• TASK PROMPT: Would you pull out every line of the material that contains the string "based"?

• PROVIDED ENTRIES:
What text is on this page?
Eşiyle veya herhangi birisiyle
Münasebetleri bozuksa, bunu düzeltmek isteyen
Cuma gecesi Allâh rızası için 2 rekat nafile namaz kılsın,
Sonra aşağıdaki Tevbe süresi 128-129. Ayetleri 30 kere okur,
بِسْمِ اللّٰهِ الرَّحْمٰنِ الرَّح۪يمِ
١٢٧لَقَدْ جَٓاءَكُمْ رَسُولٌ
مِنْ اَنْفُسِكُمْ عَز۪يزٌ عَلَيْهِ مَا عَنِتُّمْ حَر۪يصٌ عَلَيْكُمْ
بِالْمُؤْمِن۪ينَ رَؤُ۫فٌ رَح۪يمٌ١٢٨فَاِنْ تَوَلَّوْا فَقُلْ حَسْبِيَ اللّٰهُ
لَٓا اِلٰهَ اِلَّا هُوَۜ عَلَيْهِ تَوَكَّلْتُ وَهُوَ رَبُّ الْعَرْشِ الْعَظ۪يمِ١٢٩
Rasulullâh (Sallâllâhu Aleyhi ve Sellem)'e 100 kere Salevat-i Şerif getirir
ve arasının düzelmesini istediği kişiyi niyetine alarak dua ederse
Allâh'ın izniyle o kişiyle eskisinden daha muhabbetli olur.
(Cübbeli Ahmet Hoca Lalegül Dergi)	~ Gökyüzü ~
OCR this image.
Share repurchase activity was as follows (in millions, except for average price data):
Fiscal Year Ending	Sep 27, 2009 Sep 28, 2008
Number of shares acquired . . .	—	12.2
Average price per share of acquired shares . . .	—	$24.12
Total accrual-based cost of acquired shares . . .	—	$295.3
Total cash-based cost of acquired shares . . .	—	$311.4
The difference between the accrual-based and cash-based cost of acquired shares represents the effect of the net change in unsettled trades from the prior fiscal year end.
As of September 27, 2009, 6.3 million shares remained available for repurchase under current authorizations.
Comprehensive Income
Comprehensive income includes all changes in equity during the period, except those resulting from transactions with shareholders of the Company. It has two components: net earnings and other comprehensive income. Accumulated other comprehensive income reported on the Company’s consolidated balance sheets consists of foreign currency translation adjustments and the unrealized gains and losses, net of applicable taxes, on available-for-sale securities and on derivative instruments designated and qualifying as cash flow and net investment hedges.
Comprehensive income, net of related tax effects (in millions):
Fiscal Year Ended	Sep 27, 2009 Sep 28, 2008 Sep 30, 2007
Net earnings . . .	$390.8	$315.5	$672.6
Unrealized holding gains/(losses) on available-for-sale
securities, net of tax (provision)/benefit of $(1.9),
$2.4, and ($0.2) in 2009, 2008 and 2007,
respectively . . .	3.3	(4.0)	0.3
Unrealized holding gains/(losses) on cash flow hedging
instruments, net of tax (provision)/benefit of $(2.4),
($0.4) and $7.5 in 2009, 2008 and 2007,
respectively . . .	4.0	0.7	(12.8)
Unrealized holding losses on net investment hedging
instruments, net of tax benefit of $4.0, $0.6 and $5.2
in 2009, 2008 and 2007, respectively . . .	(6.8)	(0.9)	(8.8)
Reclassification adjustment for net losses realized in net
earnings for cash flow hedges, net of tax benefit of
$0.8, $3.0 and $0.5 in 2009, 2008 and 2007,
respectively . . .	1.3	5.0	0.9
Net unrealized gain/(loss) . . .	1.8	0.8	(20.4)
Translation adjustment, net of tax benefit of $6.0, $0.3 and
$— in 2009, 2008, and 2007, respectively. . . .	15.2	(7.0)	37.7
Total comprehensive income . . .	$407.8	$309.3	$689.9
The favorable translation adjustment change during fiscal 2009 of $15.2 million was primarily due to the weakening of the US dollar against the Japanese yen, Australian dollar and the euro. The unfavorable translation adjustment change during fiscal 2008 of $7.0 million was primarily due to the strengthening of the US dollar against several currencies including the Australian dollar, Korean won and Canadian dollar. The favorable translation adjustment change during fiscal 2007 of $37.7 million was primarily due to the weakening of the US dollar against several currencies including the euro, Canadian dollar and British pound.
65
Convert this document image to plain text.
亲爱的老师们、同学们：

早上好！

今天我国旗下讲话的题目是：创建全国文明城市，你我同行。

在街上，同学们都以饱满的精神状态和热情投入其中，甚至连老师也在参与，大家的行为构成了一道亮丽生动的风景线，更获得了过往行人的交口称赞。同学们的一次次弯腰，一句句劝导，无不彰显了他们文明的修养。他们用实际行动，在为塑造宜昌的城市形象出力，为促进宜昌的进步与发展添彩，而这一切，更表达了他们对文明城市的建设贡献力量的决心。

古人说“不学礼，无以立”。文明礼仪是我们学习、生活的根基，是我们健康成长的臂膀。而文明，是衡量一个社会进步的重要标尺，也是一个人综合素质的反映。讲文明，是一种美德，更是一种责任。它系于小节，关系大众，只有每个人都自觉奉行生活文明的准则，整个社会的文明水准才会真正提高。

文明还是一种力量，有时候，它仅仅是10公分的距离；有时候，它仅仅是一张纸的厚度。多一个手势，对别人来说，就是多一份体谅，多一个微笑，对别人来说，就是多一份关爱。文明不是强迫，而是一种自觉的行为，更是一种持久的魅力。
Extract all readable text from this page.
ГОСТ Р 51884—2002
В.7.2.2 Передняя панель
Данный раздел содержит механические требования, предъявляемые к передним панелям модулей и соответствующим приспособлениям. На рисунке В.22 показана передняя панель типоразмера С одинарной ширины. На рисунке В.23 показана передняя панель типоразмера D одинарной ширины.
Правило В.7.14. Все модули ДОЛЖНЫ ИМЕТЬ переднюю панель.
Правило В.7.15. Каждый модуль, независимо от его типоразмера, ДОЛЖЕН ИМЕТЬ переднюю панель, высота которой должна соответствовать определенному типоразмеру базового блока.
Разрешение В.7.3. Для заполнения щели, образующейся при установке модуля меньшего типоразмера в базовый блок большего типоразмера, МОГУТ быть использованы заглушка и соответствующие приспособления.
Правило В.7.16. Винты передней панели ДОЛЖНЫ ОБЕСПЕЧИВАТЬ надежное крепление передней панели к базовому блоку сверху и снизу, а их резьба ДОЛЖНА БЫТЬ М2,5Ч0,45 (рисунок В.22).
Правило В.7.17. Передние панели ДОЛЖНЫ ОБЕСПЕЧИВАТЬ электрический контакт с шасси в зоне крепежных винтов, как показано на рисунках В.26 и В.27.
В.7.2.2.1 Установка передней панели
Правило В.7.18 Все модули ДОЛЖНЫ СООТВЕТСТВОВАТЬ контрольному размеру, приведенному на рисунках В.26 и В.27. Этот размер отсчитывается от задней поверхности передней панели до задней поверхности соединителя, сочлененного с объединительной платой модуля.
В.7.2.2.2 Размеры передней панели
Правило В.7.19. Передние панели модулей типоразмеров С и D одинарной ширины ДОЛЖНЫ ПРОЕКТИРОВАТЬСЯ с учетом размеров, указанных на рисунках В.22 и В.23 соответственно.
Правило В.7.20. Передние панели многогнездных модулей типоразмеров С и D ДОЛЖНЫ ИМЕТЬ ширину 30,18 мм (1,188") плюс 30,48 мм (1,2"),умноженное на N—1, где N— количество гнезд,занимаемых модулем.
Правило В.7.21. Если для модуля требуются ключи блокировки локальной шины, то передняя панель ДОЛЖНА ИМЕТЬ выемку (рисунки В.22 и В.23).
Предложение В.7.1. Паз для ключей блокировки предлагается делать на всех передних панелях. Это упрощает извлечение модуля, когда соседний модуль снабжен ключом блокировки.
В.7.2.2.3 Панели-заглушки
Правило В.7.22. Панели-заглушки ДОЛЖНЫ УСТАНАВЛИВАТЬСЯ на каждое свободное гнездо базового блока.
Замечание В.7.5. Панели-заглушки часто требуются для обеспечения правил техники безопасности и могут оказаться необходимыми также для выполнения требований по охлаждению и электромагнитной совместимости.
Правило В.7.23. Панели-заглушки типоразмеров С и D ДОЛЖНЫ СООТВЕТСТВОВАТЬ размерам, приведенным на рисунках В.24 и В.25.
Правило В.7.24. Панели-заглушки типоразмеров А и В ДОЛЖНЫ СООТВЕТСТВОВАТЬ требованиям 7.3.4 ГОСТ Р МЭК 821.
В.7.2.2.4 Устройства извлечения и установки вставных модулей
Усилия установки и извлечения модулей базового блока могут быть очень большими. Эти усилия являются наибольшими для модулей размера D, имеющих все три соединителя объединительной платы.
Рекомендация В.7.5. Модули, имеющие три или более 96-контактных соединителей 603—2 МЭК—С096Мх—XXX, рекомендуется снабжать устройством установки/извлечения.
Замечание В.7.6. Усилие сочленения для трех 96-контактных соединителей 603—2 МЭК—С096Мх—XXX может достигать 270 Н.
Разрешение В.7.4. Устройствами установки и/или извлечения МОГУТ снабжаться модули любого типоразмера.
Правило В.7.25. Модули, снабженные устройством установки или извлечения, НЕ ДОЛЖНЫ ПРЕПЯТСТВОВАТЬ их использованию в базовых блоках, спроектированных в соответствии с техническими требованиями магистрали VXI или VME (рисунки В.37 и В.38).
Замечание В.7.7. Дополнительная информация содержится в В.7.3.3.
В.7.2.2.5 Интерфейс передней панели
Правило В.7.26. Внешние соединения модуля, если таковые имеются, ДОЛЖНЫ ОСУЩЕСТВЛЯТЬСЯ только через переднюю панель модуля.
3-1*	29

• TASK SOLUTION:
Total accrual-based cost of acquired shares . . .	—	$295.3
Total cash-based cost of acquired shares . . .	—	$311.4
The difference between the accrual-based and cash-based cost of acquired shares represents the effect of the net change in unsettled trades from the prior fiscal year end.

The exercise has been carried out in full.